Copy out every line of the following item without changing anything.

__Data excerpts__:
========================================================================
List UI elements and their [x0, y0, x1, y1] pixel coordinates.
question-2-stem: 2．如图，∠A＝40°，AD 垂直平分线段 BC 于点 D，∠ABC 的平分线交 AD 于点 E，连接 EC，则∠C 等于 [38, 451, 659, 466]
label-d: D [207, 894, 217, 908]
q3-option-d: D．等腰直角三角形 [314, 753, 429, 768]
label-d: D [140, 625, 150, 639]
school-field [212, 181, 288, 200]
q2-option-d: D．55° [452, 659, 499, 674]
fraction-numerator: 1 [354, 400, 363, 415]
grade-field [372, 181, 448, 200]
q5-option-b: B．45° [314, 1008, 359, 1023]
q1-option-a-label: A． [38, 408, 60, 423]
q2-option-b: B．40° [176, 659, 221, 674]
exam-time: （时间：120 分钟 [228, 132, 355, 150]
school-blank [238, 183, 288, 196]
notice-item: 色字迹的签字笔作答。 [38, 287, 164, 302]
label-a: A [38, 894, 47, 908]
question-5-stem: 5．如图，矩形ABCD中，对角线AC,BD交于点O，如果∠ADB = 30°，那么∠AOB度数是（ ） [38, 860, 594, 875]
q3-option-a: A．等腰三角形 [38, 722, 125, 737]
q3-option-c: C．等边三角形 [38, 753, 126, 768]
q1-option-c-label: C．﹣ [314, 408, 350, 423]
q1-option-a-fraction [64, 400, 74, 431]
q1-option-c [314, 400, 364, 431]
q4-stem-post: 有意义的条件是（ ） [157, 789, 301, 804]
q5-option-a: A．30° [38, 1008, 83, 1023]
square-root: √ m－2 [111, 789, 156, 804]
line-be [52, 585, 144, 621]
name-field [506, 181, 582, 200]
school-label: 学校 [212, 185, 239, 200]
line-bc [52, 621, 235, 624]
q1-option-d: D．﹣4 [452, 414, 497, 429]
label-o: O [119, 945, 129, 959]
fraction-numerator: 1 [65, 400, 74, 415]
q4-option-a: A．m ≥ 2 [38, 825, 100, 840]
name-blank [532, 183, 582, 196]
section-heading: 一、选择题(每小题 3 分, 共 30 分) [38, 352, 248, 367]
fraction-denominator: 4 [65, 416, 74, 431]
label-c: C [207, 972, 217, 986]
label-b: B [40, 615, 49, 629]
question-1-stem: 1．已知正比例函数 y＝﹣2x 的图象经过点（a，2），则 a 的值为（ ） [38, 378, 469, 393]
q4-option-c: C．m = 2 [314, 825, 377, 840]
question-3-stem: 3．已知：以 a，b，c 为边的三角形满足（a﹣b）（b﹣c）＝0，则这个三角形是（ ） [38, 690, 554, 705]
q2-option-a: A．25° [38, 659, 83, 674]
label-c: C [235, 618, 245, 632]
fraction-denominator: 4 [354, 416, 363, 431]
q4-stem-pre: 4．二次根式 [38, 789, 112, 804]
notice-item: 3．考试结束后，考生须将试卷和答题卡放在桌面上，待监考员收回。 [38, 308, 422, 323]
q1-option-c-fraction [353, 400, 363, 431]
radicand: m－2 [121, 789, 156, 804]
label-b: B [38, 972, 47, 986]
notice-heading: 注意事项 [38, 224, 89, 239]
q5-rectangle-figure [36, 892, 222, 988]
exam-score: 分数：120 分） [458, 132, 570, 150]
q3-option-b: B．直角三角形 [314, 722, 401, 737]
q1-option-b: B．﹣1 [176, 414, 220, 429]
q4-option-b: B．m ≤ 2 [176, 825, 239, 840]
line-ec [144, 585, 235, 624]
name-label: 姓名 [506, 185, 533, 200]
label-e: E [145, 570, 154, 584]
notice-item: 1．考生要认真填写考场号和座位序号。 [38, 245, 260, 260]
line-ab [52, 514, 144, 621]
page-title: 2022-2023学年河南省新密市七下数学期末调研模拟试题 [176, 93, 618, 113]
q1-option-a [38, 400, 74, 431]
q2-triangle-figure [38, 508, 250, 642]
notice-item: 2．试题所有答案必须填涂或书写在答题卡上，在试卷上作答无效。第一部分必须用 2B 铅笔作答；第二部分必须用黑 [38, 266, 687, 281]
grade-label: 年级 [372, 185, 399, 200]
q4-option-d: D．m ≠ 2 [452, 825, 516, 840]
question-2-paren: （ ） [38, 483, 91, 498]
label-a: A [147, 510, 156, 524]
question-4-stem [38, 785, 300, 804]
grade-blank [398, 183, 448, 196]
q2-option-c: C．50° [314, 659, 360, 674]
========================================================================
__Result of this task__:
List UI elements and their [x0, y0, x1, y1] pixel coordinates.
question-2-stem: 2．如图，∠A＝40°，AD 垂直平分线段 BC 于点 D，∠ABC 的平分线交 AD 于点 E，连接 EC，则∠C 等于 [38, 451, 659, 466]
label-d: D [207, 894, 217, 908]
q3-option-d: D．等腰直角三角形 [314, 753, 429, 768]
label-d: D [140, 625, 150, 639]
school-field [212, 181, 288, 200]
q2-option-d: D．55° [452, 659, 499, 674]
fraction-numerator: 1 [354, 400, 363, 415]
grade-field [372, 181, 448, 200]
q5-option-b: B．45° [314, 1008, 359, 1023]
q1-option-a-label: A． [38, 408, 60, 423]
q2-option-b: B．40° [176, 659, 221, 674]
exam-time: （时间：120 分钟 [228, 132, 355, 150]
school-blank [238, 183, 288, 196]
notice-item: 色字迹的签字笔作答。 [38, 287, 164, 302]
label-a: A [38, 894, 47, 908]
question-5-stem: 5．如图，矩形ABCD中，对角线AC,BD交于点O，如果∠ADB = 30°，那么∠AOB度数是（ ） [38, 860, 594, 875]
q3-option-a: A．等腰三角形 [38, 722, 125, 737]
q3-option-c: C．等边三角形 [38, 753, 126, 768]
q1-option-c-label: C．﹣ [314, 408, 350, 423]
q1-option-a-fraction [64, 400, 74, 431]
q1-option-c [314, 400, 364, 431]
q4-stem-post: 有意义的条件是（ ） [157, 789, 301, 804]
q5-option-a: A．30° [38, 1008, 83, 1023]
square-root: √ m－2 [111, 789, 156, 804]
line-be [52, 585, 144, 621]
name-field [506, 181, 582, 200]
school-label: 学校 [212, 185, 239, 200]
line-bc [52, 621, 235, 624]
q1-option-d: D．﹣4 [452, 414, 497, 429]
label-o: O [119, 945, 129, 959]
fraction-numerator: 1 [65, 400, 74, 415]
q4-option-a: A．m ≥ 2 [38, 825, 100, 840]
name-blank [532, 183, 582, 196]
section-heading: 一、选择题(每小题 3 分, 共 30 分) [38, 352, 248, 367]
fraction-denominator: 4 [65, 416, 74, 431]
label-c: C [207, 972, 217, 986]
label-b: B [40, 615, 49, 629]
question-1-stem: 1．已知正比例函数 y＝﹣2x 的图象经过点（a，2），则 a 的值为（ ） [38, 378, 469, 393]
q4-option-c: C．m = 2 [314, 825, 377, 840]
question-3-stem: 3．已知：以 a，b，c 为边的三角形满足（a﹣b）（b﹣c）＝0，则这个三角形是（ ） [38, 690, 554, 705]
q2-option-a: A．25° [38, 659, 83, 674]
label-c: C [235, 618, 245, 632]
fraction-denominator: 4 [354, 416, 363, 431]
q4-stem-pre: 4．二次根式 [38, 789, 112, 804]
notice-item: 3．考试结束后，考生须将试卷和答题卡放在桌面上，待监考员收回。 [38, 308, 422, 323]
q1-option-c-fraction [353, 400, 363, 431]
radicand: m－2 [121, 789, 156, 804]
label-b: B [38, 972, 47, 986]
notice-heading: 注意事项 [38, 224, 89, 239]
q5-rectangle-figure [36, 892, 222, 988]
exam-score: 分数：120 分） [458, 132, 570, 150]
q3-option-b: B．直角三角形 [314, 722, 401, 737]
q1-option-b: B．﹣1 [176, 414, 220, 429]
q4-option-b: B．m ≤ 2 [176, 825, 239, 840]
line-ec [144, 585, 235, 624]
name-label: 姓名 [506, 185, 533, 200]
label-e: E [145, 570, 154, 584]
notice-item: 1．考生要认真填写考场号和座位序号。 [38, 245, 260, 260]
line-ab [52, 514, 144, 621]
page-title: 2022-2023学年河南省新密市七下数学期末调研模拟试题 [176, 93, 618, 113]
q1-option-a [38, 400, 74, 431]
q2-triangle-figure [38, 508, 250, 642]
notice-item: 2．试题所有答案必须填涂或书写在答题卡上，在试卷上作答无效。第一部分必须用 2B 铅笔作答；第二部分必须用黑 [38, 266, 687, 281]
grade-label: 年级 [372, 185, 399, 200]
q4-option-d: D．m ≠ 2 [452, 825, 516, 840]
question-2-paren: （ ） [38, 483, 91, 498]
label-a: A [147, 510, 156, 524]
question-4-stem [38, 785, 300, 804]
grade-blank [398, 183, 448, 196]
q2-option-c: C．50° [314, 659, 360, 674]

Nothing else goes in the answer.